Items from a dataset
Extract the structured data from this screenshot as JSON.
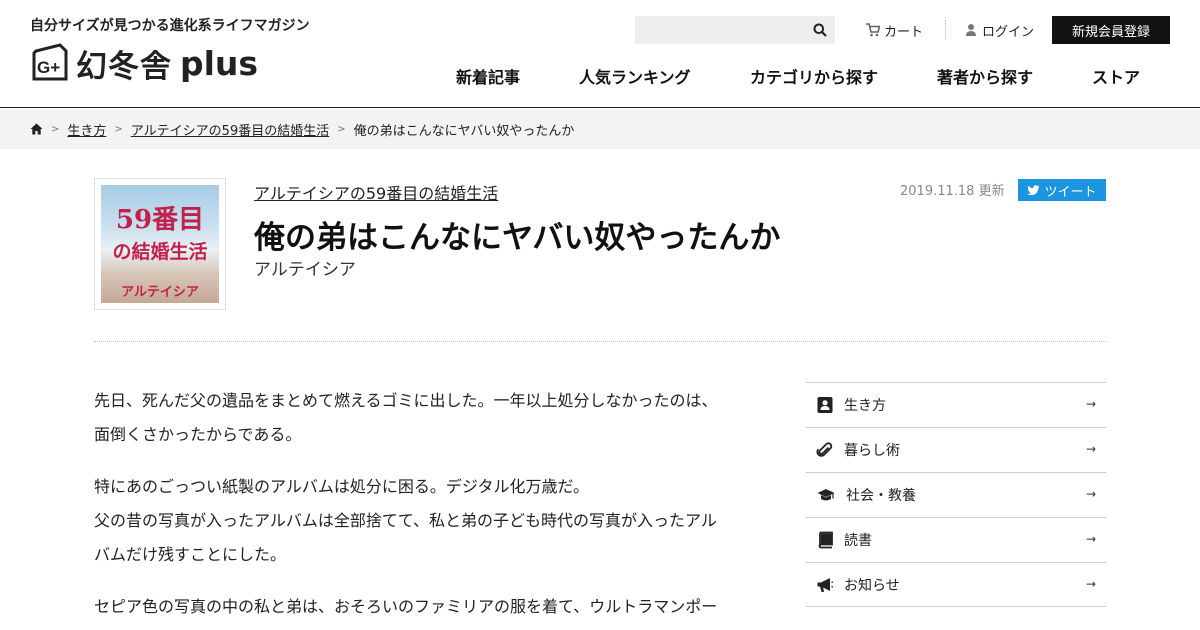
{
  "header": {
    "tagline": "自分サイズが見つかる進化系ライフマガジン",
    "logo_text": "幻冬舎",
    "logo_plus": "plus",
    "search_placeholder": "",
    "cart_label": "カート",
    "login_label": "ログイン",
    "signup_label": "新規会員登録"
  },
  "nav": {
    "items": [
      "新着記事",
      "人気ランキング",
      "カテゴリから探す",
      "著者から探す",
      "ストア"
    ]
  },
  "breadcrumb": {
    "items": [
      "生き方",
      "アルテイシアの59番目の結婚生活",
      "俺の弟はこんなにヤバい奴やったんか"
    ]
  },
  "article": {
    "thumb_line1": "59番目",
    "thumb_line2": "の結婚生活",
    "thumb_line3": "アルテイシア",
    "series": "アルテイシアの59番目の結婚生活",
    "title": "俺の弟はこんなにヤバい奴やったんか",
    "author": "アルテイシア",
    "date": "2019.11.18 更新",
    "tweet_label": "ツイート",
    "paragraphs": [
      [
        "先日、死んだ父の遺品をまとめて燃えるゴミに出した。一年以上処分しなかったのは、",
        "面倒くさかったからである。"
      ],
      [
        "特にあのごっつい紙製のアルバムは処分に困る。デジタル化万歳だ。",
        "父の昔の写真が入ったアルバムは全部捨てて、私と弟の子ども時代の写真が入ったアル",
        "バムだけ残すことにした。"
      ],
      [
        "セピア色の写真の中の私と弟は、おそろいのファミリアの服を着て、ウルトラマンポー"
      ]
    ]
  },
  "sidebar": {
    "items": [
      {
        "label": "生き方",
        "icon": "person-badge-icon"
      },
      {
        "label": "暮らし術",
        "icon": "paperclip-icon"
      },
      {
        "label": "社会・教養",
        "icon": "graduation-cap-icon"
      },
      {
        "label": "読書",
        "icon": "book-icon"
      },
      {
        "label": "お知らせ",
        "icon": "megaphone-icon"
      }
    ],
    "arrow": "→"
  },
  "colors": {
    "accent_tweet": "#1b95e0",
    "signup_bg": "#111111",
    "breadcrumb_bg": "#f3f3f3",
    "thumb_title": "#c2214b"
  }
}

> _TASK REQUIREMENTS_
Every line of the data above should be quoted exactly. Omit the pictures.

> _SOLUTION TO THIS TASK_
Extract the structured data from this screenshot as JSON.
{
  "header": {
    "tagline": "自分サイズが見つかる進化系ライフマガジン",
    "logo_text": "幻冬舎",
    "logo_plus": "plus",
    "search_placeholder": "",
    "cart_label": "カート",
    "login_label": "ログイン",
    "signup_label": "新規会員登録"
  },
  "nav": {
    "items": [
      "新着記事",
      "人気ランキング",
      "カテゴリから探す",
      "著者から探す",
      "ストア"
    ]
  },
  "breadcrumb": {
    "items": [
      "生き方",
      "アルテイシアの59番目の結婚生活",
      "俺の弟はこんなにヤバい奴やったんか"
    ]
  },
  "article": {
    "thumb_line1": "59番目",
    "thumb_line2": "の結婚生活",
    "thumb_line3": "アルテイシア",
    "series": "アルテイシアの59番目の結婚生活",
    "title": "俺の弟はこんなにヤバい奴やったんか",
    "author": "アルテイシア",
    "date": "2019.11.18 更新",
    "tweet_label": "ツイート",
    "paragraphs": [
      [
        "先日、死んだ父の遺品をまとめて燃えるゴミに出した。一年以上処分しなかったのは、",
        "面倒くさかったからである。"
      ],
      [
        "特にあのごっつい紙製のアルバムは処分に困る。デジタル化万歳だ。",
        "父の昔の写真が入ったアルバムは全部捨てて、私と弟の子ども時代の写真が入ったアル",
        "バムだけ残すことにした。"
      ],
      [
        "セピア色の写真の中の私と弟は、おそろいのファミリアの服を着て、ウルトラマンポー"
      ]
    ]
  },
  "sidebar": {
    "items": [
      {
        "label": "生き方",
        "icon": "person-badge-icon"
      },
      {
        "label": "暮らし術",
        "icon": "paperclip-icon"
      },
      {
        "label": "社会・教養",
        "icon": "graduation-cap-icon"
      },
      {
        "label": "読書",
        "icon": "book-icon"
      },
      {
        "label": "お知らせ",
        "icon": "megaphone-icon"
      }
    ],
    "arrow": "→"
  },
  "colors": {
    "accent_tweet": "#1b95e0",
    "signup_bg": "#111111",
    "breadcrumb_bg": "#f3f3f3",
    "thumb_title": "#c2214b"
  }
}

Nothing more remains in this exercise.